Work to do >> Provide nothing beyond the count of lines that include the string "работе".

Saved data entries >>
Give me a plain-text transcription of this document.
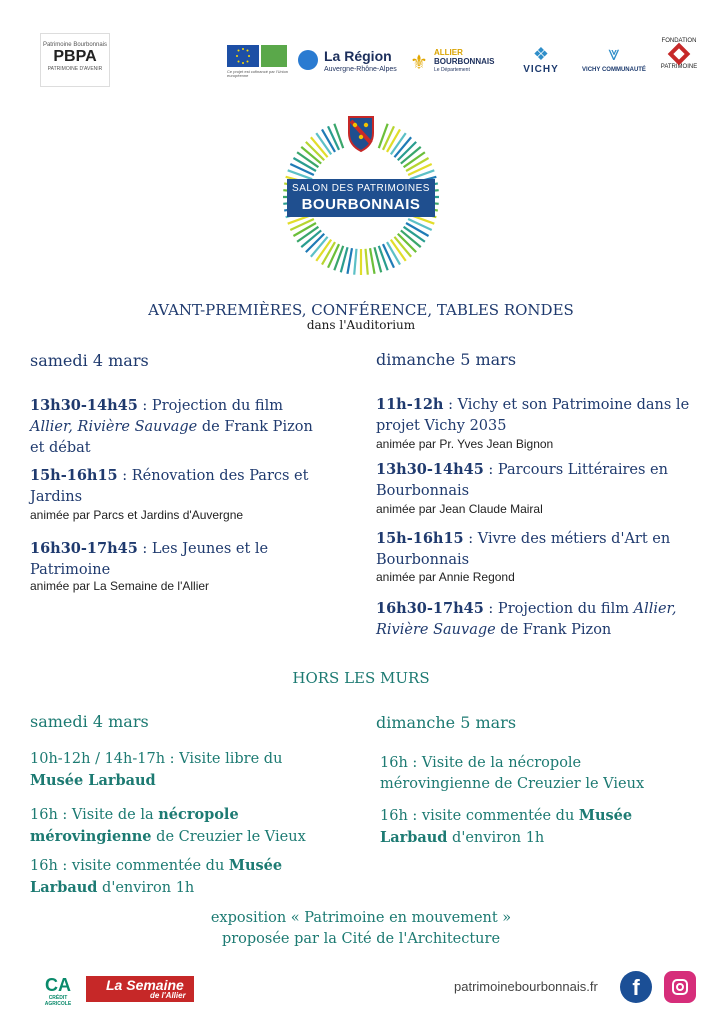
Patrimoine Bourbonnais
PBPA
PATRIMOINE D'AVENIR	Ce projet est cofinancé par l'Union européenne
La Région
Auvergne-Rhône-Alpes ⚜ ALLIER
BOURBONNAIS
Le Département
❖
VICHY
⩔
VICHY COMMUNAUTÉ
FONDATION
PATRIMOINE
SALON DES PATRIMOINES
BOURBONNAIS
AVANT-PREMIÈRES, CONFÉRENCE, TABLES RONDES
dans l'Auditorium
samedi 4 mars
13h30-14h45 : Projection du film
Allier, Rivière Sauvage de Frank Pizon et débat
15h-16h15 : Rénovation des Parcs et Jardins
animée par Parcs et Jardins d'Auvergne
16h30-17h45 : Les Jeunes et le Patrimoine
animée par La Semaine de l'Allier
dimanche 5 mars
11h-12h : Vichy et son Patrimoine dans le projet Vichy 2035
animée par Pr. Yves Jean Bignon
13h30-14h45 : Parcours Littéraires en Bourbonnais
animée par Jean Claude Mairal
15h-16h15 : Vivre des métiers d'Art en Bourbonnais
animée par Annie Regond
16h30-17h45 : Projection du film Allier,
Rivière Sauvage de Frank Pizon
HORS LES MURS
samedi 4 mars
10h-12h / 14h-17h : Visite libre du
Musée Larbaud
16h : Visite de la nécropole
mérovingienne de Creuzier le Vieux
16h : visite commentée du Musée
Larbaud d'environ 1h
dimanche 5 mars
16h : Visite de la nécropole
mérovingienne de Creuzier le Vieux
16h : visite commentée du Musée
Larbaud d'environ 1h
exposition « Patrimoine en mouvement »
proposée par la Cité de l'Architecture
CA
CRÉDIT AGRICOLE
La Semaine
de l'Allier
patrimoinebourbonnais.fr	f
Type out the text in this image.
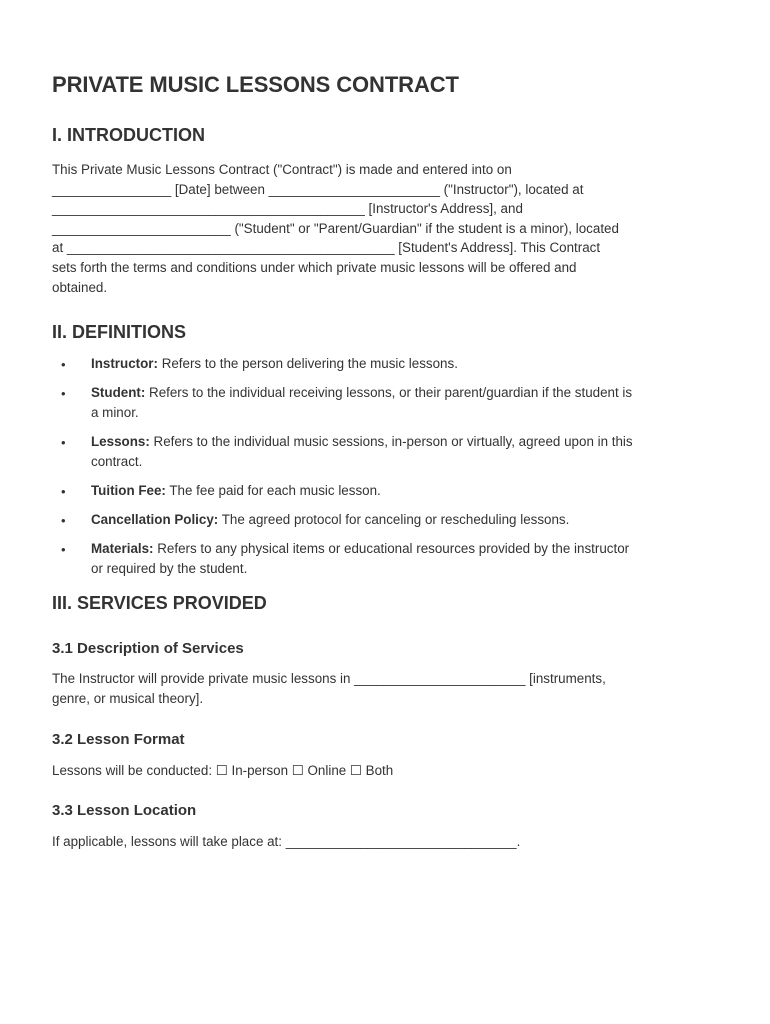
PRIVATE MUSIC LESSONS CONTRACT
I. INTRODUCTION

This Private Music Lessons Contract ("Contract") is made and entered into on
________________ [Date] between _______________________ ("Instructor"), located at
__________________________________________ [Instructor's Address], and
________________________ ("Student" or "Parent/Guardian" if the student is a minor), located
at ____________________________________________ [Student's Address]. This Contract
sets forth the terms and conditions under which private music lessons will be offered and
obtained.

II. DEFINITIONS
• Instructor: Refers to the person delivering the music lessons.
• Student: Refers to the individual receiving lessons, or their parent/guardian if the student is
a minor.
• Lessons: Refers to the individual music sessions, in-person or virtually, agreed upon in this
contract.
• Tuition Fee: The fee paid for each music lesson.
• Cancellation Policy: The agreed protocol for canceling or rescheduling lessons.
• Materials: Refers to any physical items or educational resources provided by the instructor
or required by the student.
III. SERVICES PROVIDED
3.1 Description of Services

The Instructor will provide private music lessons in _______________________ [instruments,
genre, or musical theory].

3.2 Lesson Format

Lessons will be conducted: ☐ In-person ☐ Online ☐ Both

3.3 Lesson Location

If applicable, lessons will take place at: _______________________________.
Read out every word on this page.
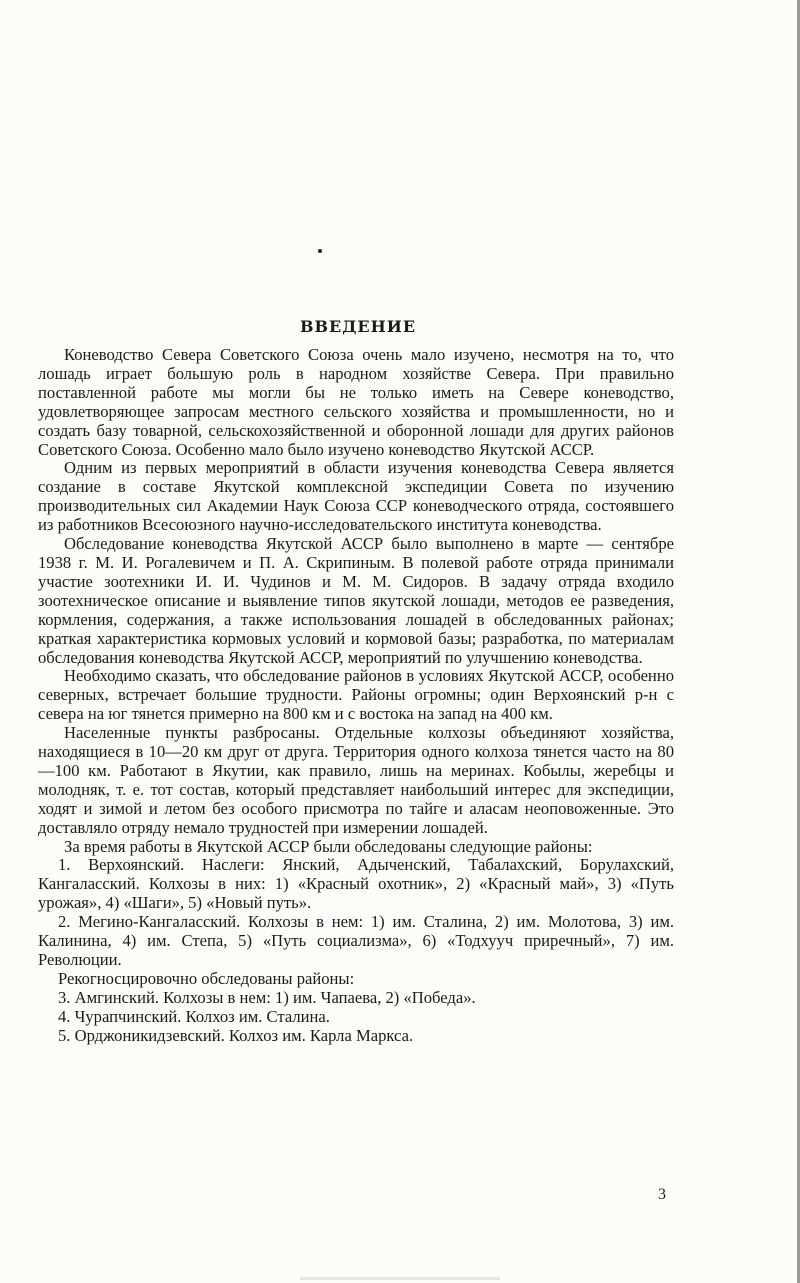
ВВЕДЕНИЕ

Коневодство Севера Советского Союза очень мало изучено, несмотря на то, что лошадь играет большую роль в народном хозяйстве Севера. При правильно поставленной работе мы могли бы не только иметь на Севере коневодство, удовлетворяющее запросам местного сельского хозяйства и промышленности, но и создать базу товарной, сельскохозяйственной и оборонной лошади для других районов Советского Союза. Особенно мало было изучено коневодство Якутской АССР.

Одним из первых мероприятий в области изучения коневодства Севера является создание в составе Якутской комплексной экспедиции Совета по изучению производительных сил Академии Наук Союза ССР коневодческого отряда, состоявшего из работников Всесоюзного научно-исследовательского института коневодства.

Обследование коневодства Якутской АССР было выполнено в марте — сентябре 1938 г. М. И. Рогалевичем и П. А. Скрипиным. В полевой работе отряда принимали участие зоотехники И. И. Чудинов и М. М. Сидоров. В задачу отряда входило зоотехническое описание и выявление типов якутской лошади, методов ее разведения, кормления, содержания, а также использования лошадей в обследованных районах; краткая характеристика кормовых условий и кормовой базы; разработка, по материалам обследования коневодства Якутской АССР, мероприятий по улучшению коневодства.

Необходимо сказать, что обследование районов в условиях Якутской АССР, особенно северных, встречает большие трудности. Районы огромны; один Верхоянский р-н с севера на юг тянется примерно на 800 км и с востока на запад на 400 км.

Населенные пункты разбросаны. Отдельные колхозы объединяют хозяйства, находящиеся в 10—20 км друг от друга. Территория одного колхоза тянется часто на 80—100 км. Работают в Якутии, как правило, лишь на меринах. Кобылы, жеребцы и молодняк, т. е. тот состав, который представляет наибольший интерес для экспедиции, ходят и зимой и летом без особого присмотра по тайге и аласам неоповоженные. Это доставляло отряду немало трудностей при измерении лошадей.

За время работы в Якутской АССР были обследованы следующие районы:

1. Верхоянский. Наслеги: Янский, Адыченский, Табалахский, Борулахский, Кангаласский. Колхозы в них: 1) «Красный охотник», 2) «Красный май», 3) «Путь урожая», 4) «Шаги», 5) «Новый путь».

2. Мегино-Кангаласский. Колхозы в нем: 1) им. Сталина, 2) им. Молотова, 3) им. Калинина, 4) им. Степа, 5) «Путь социализма», 6) «Тодхууч приречный», 7) им. Революции.

Рекогносцировочно обследованы районы:

3. Амгинский. Колхозы в нем: 1) им. Чапаева, 2) «Победа».

4. Чурапчинский. Колхоз им. Сталина.

5. Орджоникидзевский. Колхоз им. Карла Маркса.

3
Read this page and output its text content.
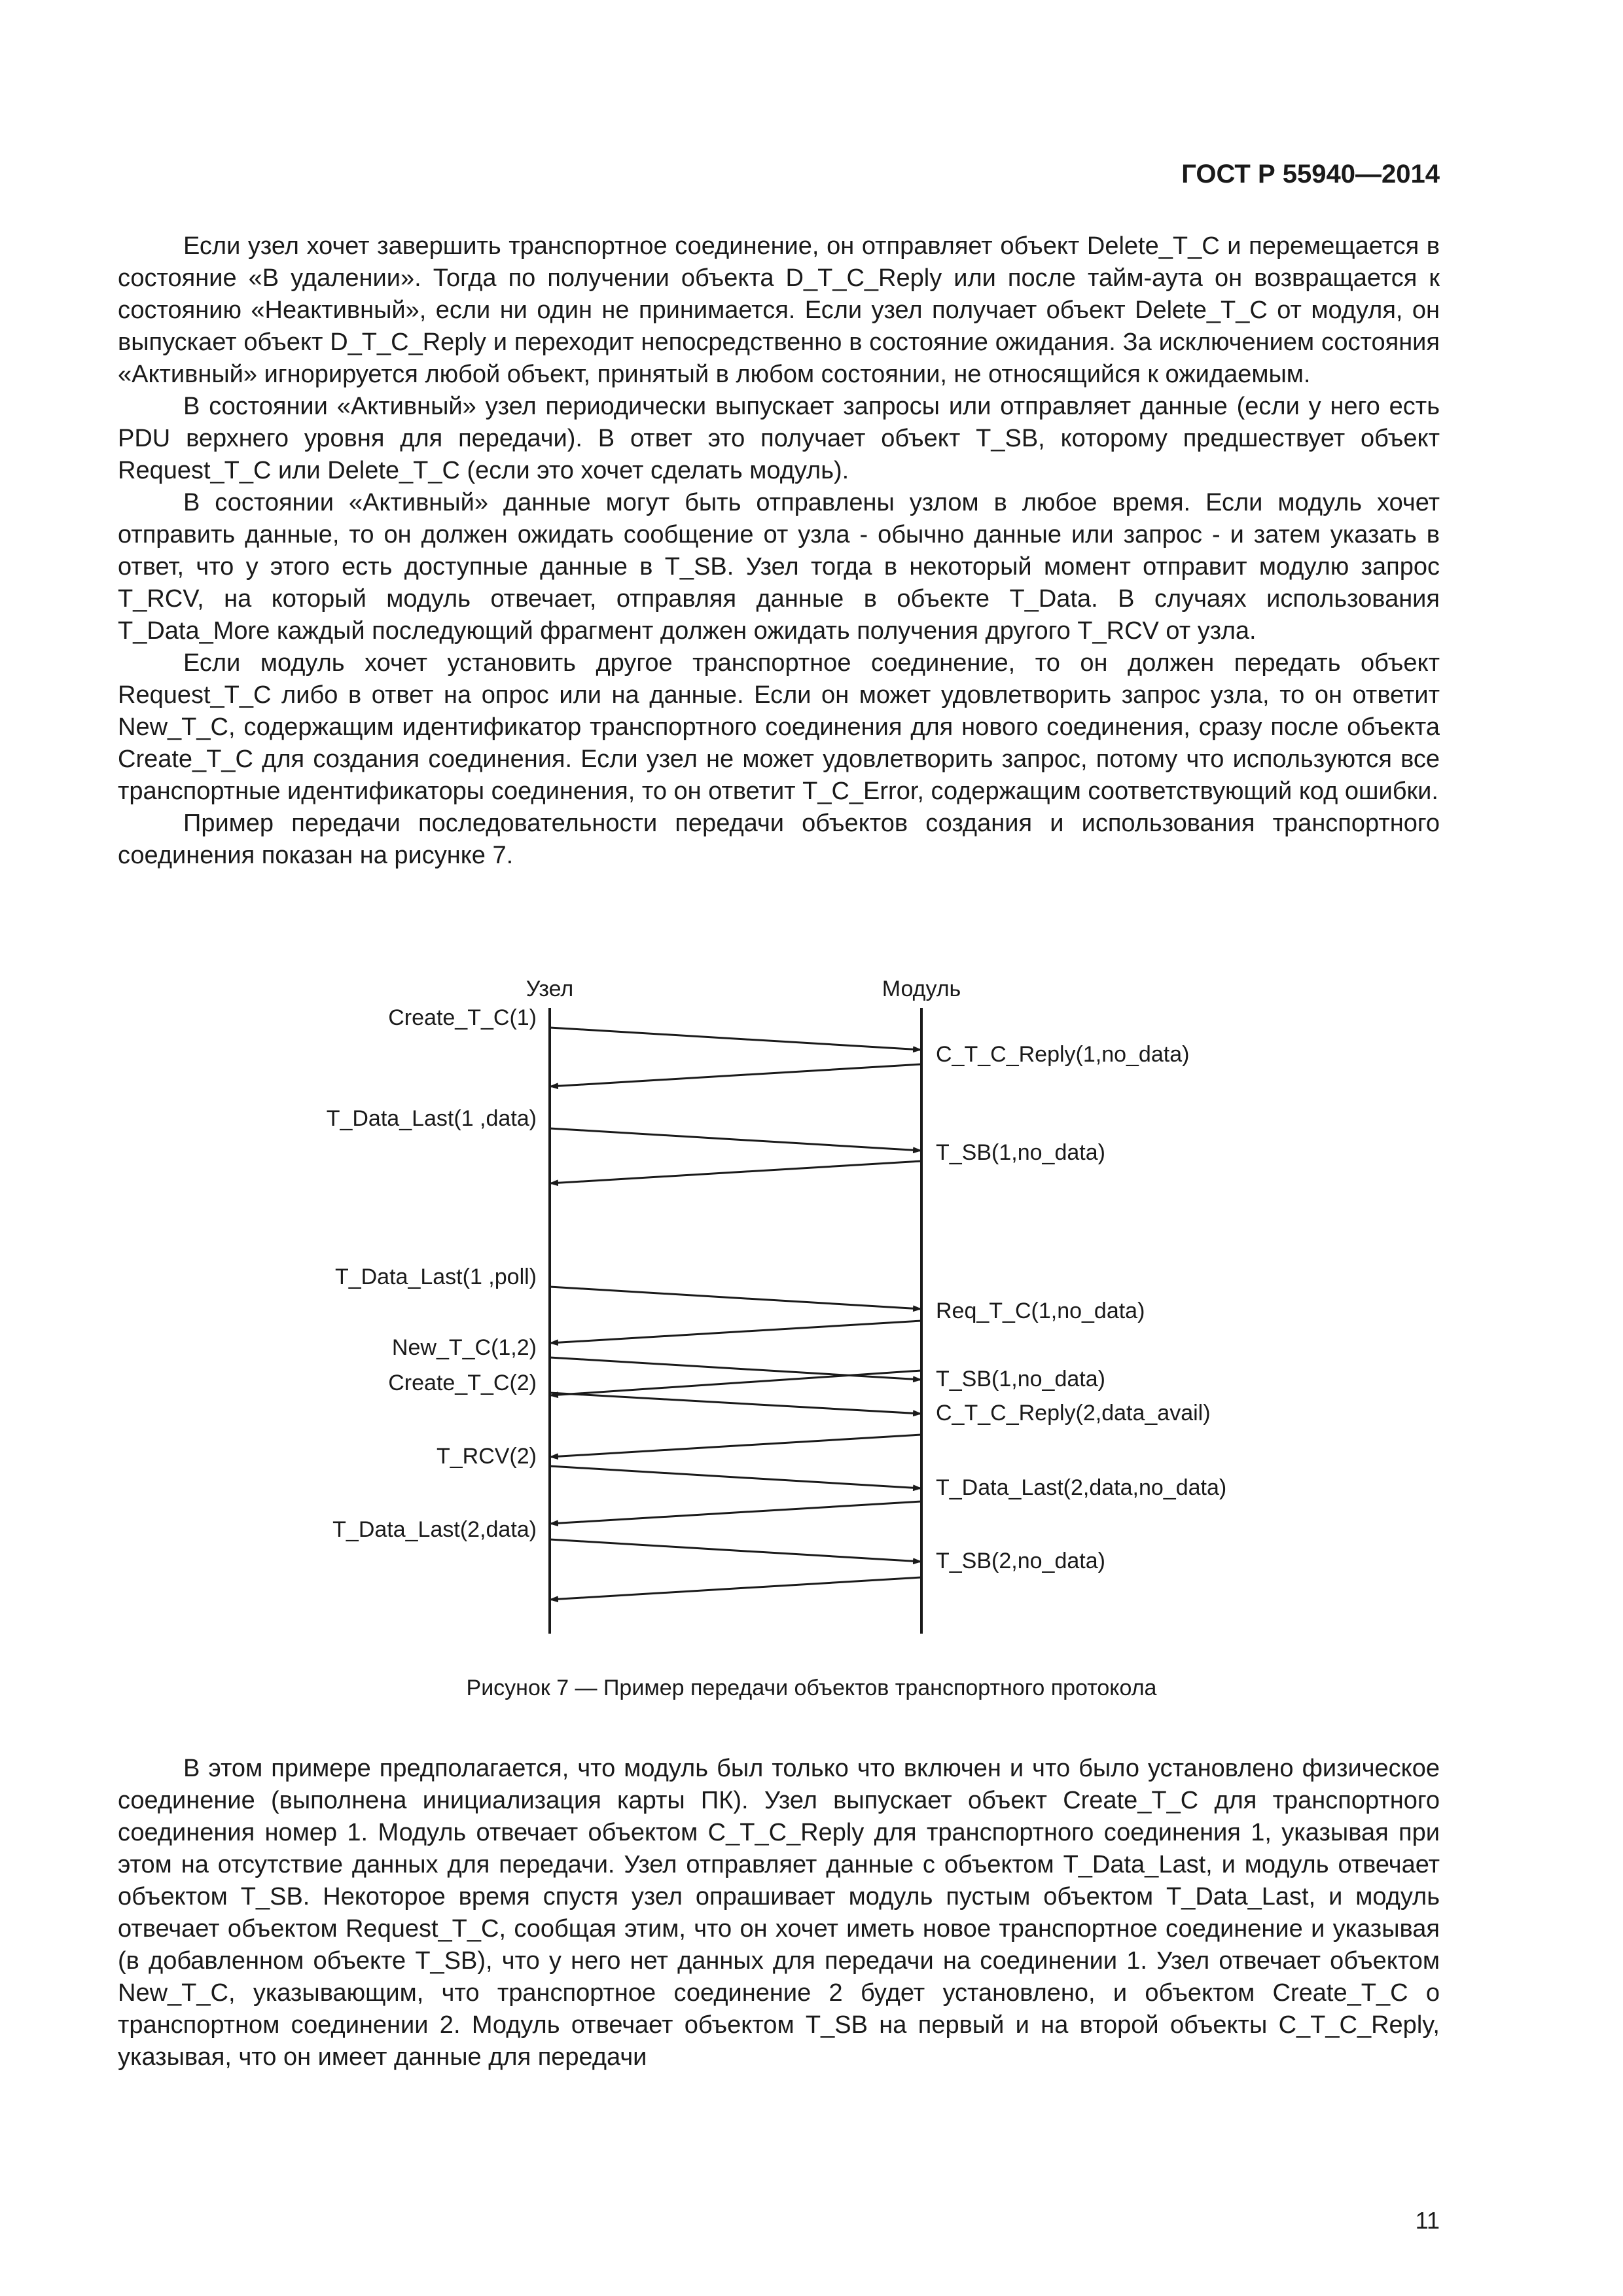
ГОСТ Р 55940—2014

Если узел хочет завершить транспортное соединение, он отправляет объект Delete_T_C и перемещается в состояние «В удалении». Тогда по получении объекта D_T_C_Reply или после тайм-аута он возвращается к состоянию «Неактивный», если ни один не принимается. Если узел получает объект Delete_T_C от модуля, он выпускает объект D_T_C_Reply и переходит непосредственно в состояние ожидания. За исключением состояния «Активный» игнорируется любой объект, принятый в любом состоянии, не относящийся к ожидаемым.

В состоянии «Активный» узел периодически выпускает запросы или отправляет данные (если у него есть PDU верхнего уровня для передачи). В ответ это получает объект T_SB, которому предшествует объект Request_T_C или Delete_T_C (если это хочет сделать модуль).

В состоянии «Активный» данные могут быть отправлены узлом в любое время. Если модуль хочет отправить данные, то он должен ожидать сообщение от узла - обычно данные или запрос - и затем указать в ответ, что у этого есть доступные данные в T_SB. Узел тогда в некоторый момент отправит модулю запрос T_RCV, на который модуль отвечает, отправляя данные в объекте T_Data. В случаях использования T_Data_More каждый последующий фрагмент должен ожидать получения другого T_RCV от узла.

Если модуль хочет установить другое транспортное соединение, то он должен передать объект Request_T_C либо в ответ на опрос или на данные. Если он может удовлетворить запрос узла, то он ответит New_T_C, содержащим идентификатор транспортного соединения для нового соединения, сразу после объекта Create_T_C для создания соединения. Если узел не может удовлетворить запрос, потому что используются все транспортные идентификаторы соединения, то он ответит T_C_Error, содержащим соответствующий код ошибки.

Пример передачи последовательности передачи объектов создания и использования транспортного соединения показан на рисунке 7.

Узел	Модуль
Create_T_C(1)
T_Data_Last(1 ,data)
T_Data_Last(1 ,poll)
New_T_C(1,2)
Create_T_C(2)
T_RCV(2)
T_Data_Last(2,data)
C_T_C_Reply(1,no_data)
T_SB(1,no_data)
Req_T_C(1,no_data)
T_SB(1,no_data)
C_T_C_Reply(2,data_avail)
T_Data_Last(2,data,no_data)
T_SB(2,no_data)
Рисунок 7 — Пример передачи объектов транспортного протокола

В этом примере предполагается, что модуль был только что включен и что было установлено физическое соединение (выполнена инициализация карты ПК). Узел выпускает объект Create_T_C для транспортного соединения номер 1. Модуль отвечает объектом C_T_C_Reply для транспортного соединения 1, указывая при этом на отсутствие данных для передачи. Узел отправляет данные с объектом T_Data_Last, и модуль отвечает объектом T_SB. Некоторое время спустя узел опрашивает модуль пустым объектом T_Data_Last, и модуль отвечает объектом Request_T_C, сообщая этим, что он хочет иметь новое транспортное соединение и указывая (в добавленном объекте T_SB), что у него нет данных для передачи на соединении 1. Узел отвечает объектом New_T_C, указывающим, что транспортное соединение 2 будет установлено, и объектом Create_T_C о транспортном соединении 2. Модуль отвечает объектом T_SB на первый и на второй объекты C_T_C_Reply, указывая, что он имеет данные для передачи

11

Solution for this exercise >> 2